Document excerpt:
┄┄┄┄┄┄┄┄┄┄┄┄┄┄┄┄┄┄┄┄
How to run a team meeting. Strategy for leadership and alignment in business.

How to Run a Team Meeting

Preparation. Performance. Personality.

No one wants to sit through another “this could have been an email” meeting. But when done right, meetings can connect, amplify, and propel your team forward in ways email never will. Here’s how to run one that is worth your time.

The Real Purpose of a Team Meeting

If you’re going to ask people to step away from their work and gather in real-time, it should accomplish five things:

  1. Connect – Create human connection in the room.
  2. Reaffirm – Remind everyone why you’re here and what you’re building together.
  3. Learn – Deliver something new—an insight, update, direction, or tool.
  4. AmplifyBuild energy by bringing aligned people together and letting that energy multiply.
  5. Clarify – Leave no one guessing about what just happened or what happens next.

Meetings build momentum. It’s more energy work than agenda items.

Treat It Like a Performance

If you’re leading, you’re performing. Not in a fake, over-the-top way, but in the way that says: “I’ve prepared. I’m leading this moment. I’m commanding the energy in the room.” And yes, you should feel tired after a great meeting. You’ve held the energy, controlled the narrative, and carried the room forward.

Pro tip: Don’t schedule anything big the day after a major meeting or training. You will have left your meeting attendees energized but you will need recovery time.

Structuring Meeting Flow

Think of it like a story arc:

  1. Background – Reconnect with why you’re here.
  2. New Information – Bring something fresh to the group.
  3. Conflict or Challenge – Surface the tension or decision.
  4. Resolution/Plan – Name the path forward.
  5. Future Casting – Cast vision for what’s next.

Make space for participation. Bring in others like guest stars in your show. Let them share, present, or reflect back what they heard.

Use callbacks to build trust and keep people engaged: “Remember when Sam said XYZ earlier? That’s exactly what we are working toward.”

Team meetings are going to amplify what’s already there. So when you’re building a business of alignment, you’ll be able to capitalize on major trust-building and energy-moving in real-time.
┄┄┄┄┄┄┄┄┄┄┄┄┄┄┄┄┄┄┄┄
Short exercise: The guide on running a team meeting advises against scheduling anything big the day after a major meeting or training. In one to three sentences, explain why, using the reasons the guide gives.

Information provided:
┄┄┄┄┄┄┄┄┄┄┄┄┄┄┄┄┄┄┄┄
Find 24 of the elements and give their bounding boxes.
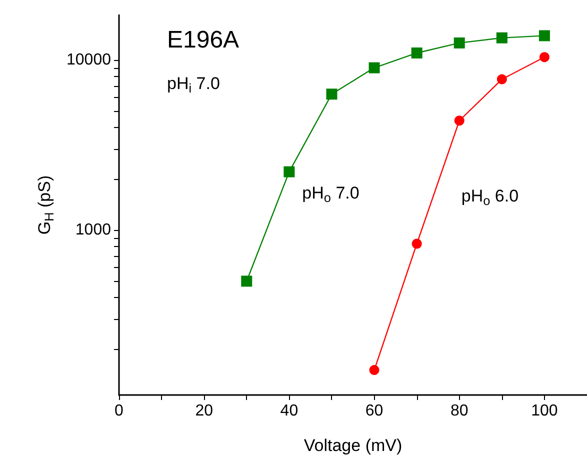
point (326, 88, 338, 100)
x-tick-label: 60 (365, 402, 384, 420)
x-tick-label: 0 (114, 402, 124, 420)
point (241, 276, 252, 287)
point (412, 238, 422, 249)
point (369, 365, 380, 376)
point (284, 166, 295, 178)
point (496, 74, 507, 84)
point (496, 32, 508, 44)
y-tick-label: 10000 (66, 52, 112, 69)
annotation: E196A (167, 26, 240, 54)
point (538, 30, 550, 42)
x-axis-title: Voltage (mV) (304, 436, 402, 455)
point (368, 62, 380, 74)
x-tick-label: 40 (280, 402, 298, 420)
point (454, 37, 465, 48)
x-tick-label: 100 (531, 402, 558, 420)
y-axis-title: GH (pS) (34, 175, 57, 235)
x-tick-label: 80 (450, 402, 468, 420)
point (454, 116, 464, 126)
point (411, 47, 422, 58)
y-tick-label: 1000 (75, 222, 112, 239)
x-tick-label: 20 (195, 402, 214, 420)
point (539, 52, 550, 62)
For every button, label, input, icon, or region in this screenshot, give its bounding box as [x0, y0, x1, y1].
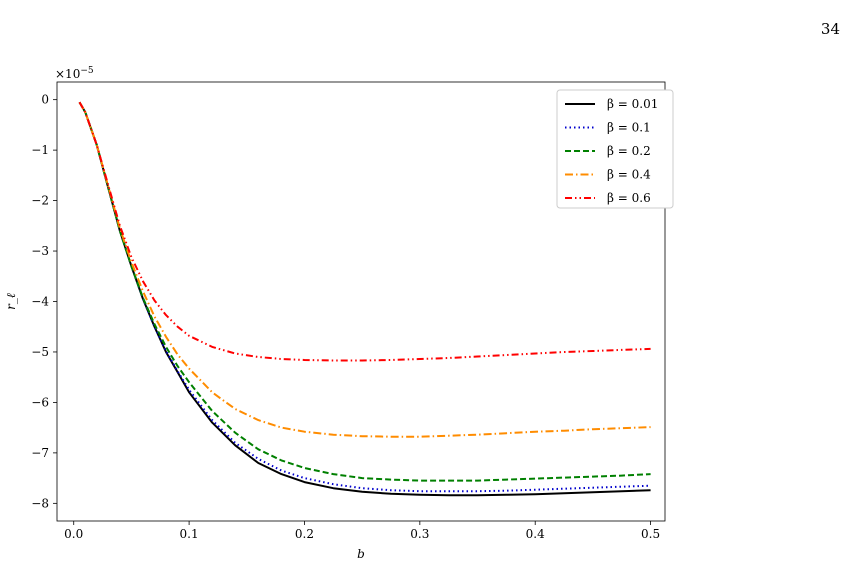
legend-label: β = 0.6 — [607, 191, 651, 205]
x-tick-label: 0.5 — [641, 527, 660, 541]
y-tick-label: −8 — [31, 496, 49, 510]
x-tick-label: 0.1 — [180, 527, 199, 541]
y-tick-label: −7 — [31, 446, 49, 460]
x-tick-label: 0.4 — [526, 527, 545, 541]
multiplier-base: ×10 — [55, 67, 80, 81]
legend-label: β = 0.4 — [607, 168, 651, 182]
x-tick-label: 0.3 — [410, 527, 429, 541]
y-axis-multiplier: ×10−5 — [55, 66, 94, 81]
series-line-4 — [78, 101, 651, 438]
y-tick-label: −1 — [31, 143, 49, 157]
page-number: 34 — [820, 20, 840, 38]
y-tick-label: −6 — [31, 395, 49, 409]
x-tick-label: 0.0 — [64, 527, 83, 541]
y-tick-label: −4 — [31, 295, 49, 309]
legend-label: β = 0.1 — [607, 121, 651, 135]
y-tick-label: 0 — [41, 93, 49, 107]
x-axis-label: b — [357, 547, 365, 561]
y-tick-label: −5 — [31, 345, 49, 359]
series-line-3 — [78, 101, 651, 482]
y-tick-label: −2 — [31, 194, 49, 208]
legend: β = 0.01 β = 0.1 β = 0.2 β = 0.4 β = 0.6 — [556, 89, 674, 209]
y-axis-label: r_ℓ — [4, 293, 18, 310]
plot-lines — [78, 101, 651, 497]
legend-box — [556, 89, 674, 209]
y-tick-label: −3 — [31, 244, 49, 258]
legend-label: β = 0.2 — [607, 144, 651, 158]
y-axis-ticks: 0 −1 −2 −3 −4 −5 −6 −7 −8 — [31, 93, 57, 510]
x-tick-label: 0.2 — [295, 527, 314, 541]
x-axis-ticks: 0.0 0.1 0.2 0.3 0.4 0.5 — [64, 521, 660, 541]
multiplier-exponent: −5 — [80, 66, 94, 76]
legend-label: β = 0.01 — [607, 97, 658, 111]
series-line-5 — [78, 101, 651, 362]
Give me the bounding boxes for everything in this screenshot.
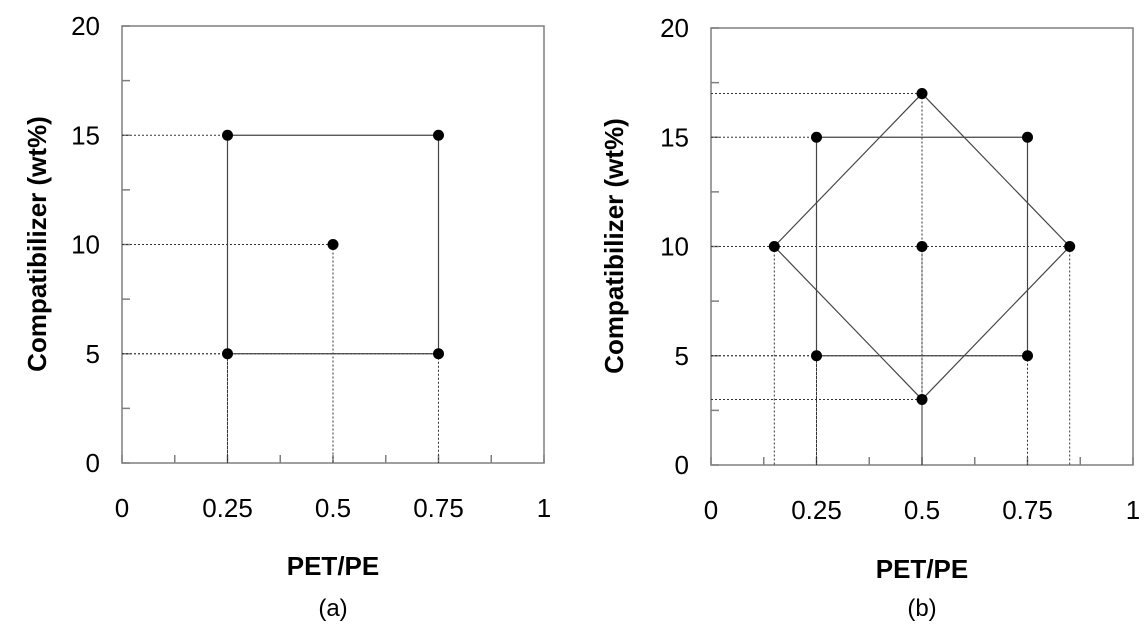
y-tick-label: 5 — [675, 341, 689, 371]
data-point — [327, 239, 339, 250]
data-point — [222, 129, 233, 141]
panel-label: (a) — [318, 595, 347, 622]
y-tick-label: 5 — [86, 339, 100, 369]
data-point — [433, 129, 444, 141]
data-point — [1022, 350, 1033, 362]
y-tick-label: 20 — [660, 13, 689, 43]
y-tick-label: 0 — [86, 448, 100, 478]
x-tick-label: 0.25 — [202, 493, 253, 523]
data-point — [1064, 241, 1076, 252]
data-point — [768, 241, 780, 252]
data-point — [433, 348, 444, 360]
x-axis-label: PET/PE — [287, 551, 379, 581]
y-tick-label: 15 — [660, 122, 689, 152]
x-tick-label: 0.25 — [791, 495, 842, 525]
x-tick-label: 1 — [537, 493, 551, 523]
x-tick-label: 0 — [115, 493, 129, 523]
y-tick-label: 20 — [71, 11, 100, 41]
data-point — [916, 241, 928, 252]
y-tick-label: 10 — [660, 232, 689, 262]
x-axis-label: PET/PE — [876, 554, 968, 584]
x-tick-label: 0.75 — [1002, 495, 1053, 525]
y-axis-label: Compatibilizer (wt%) — [22, 116, 52, 372]
data-point — [811, 131, 822, 143]
data-point — [1022, 131, 1033, 143]
x-tick-label: 0.75 — [413, 493, 464, 523]
y-tick-label: 15 — [71, 120, 100, 150]
y-axis-label: Compatibilizer (wt%) — [599, 118, 629, 374]
data-point — [222, 348, 233, 360]
x-tick-label: 1 — [1126, 495, 1140, 525]
data-point — [916, 393, 928, 405]
panel-label: (b) — [907, 595, 936, 622]
data-point — [916, 88, 928, 100]
x-tick-label: 0.5 — [315, 493, 351, 523]
y-tick-label: 10 — [71, 230, 100, 260]
data-point — [811, 350, 822, 362]
y-tick-label: 0 — [675, 450, 689, 480]
x-tick-label: 0 — [704, 495, 718, 525]
x-tick-label: 0.5 — [904, 495, 940, 525]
┄┄┄┄┄┄┄┄┄┄┄┄┄┄┄┄┄┄┄┄
Result: Leading a meeting is a performance in which the leader holds the energy, controls the narrative, and carries the room forward, so a great meeting should leave the leader tired. The attendees come away energized, but the leader needs recovery time.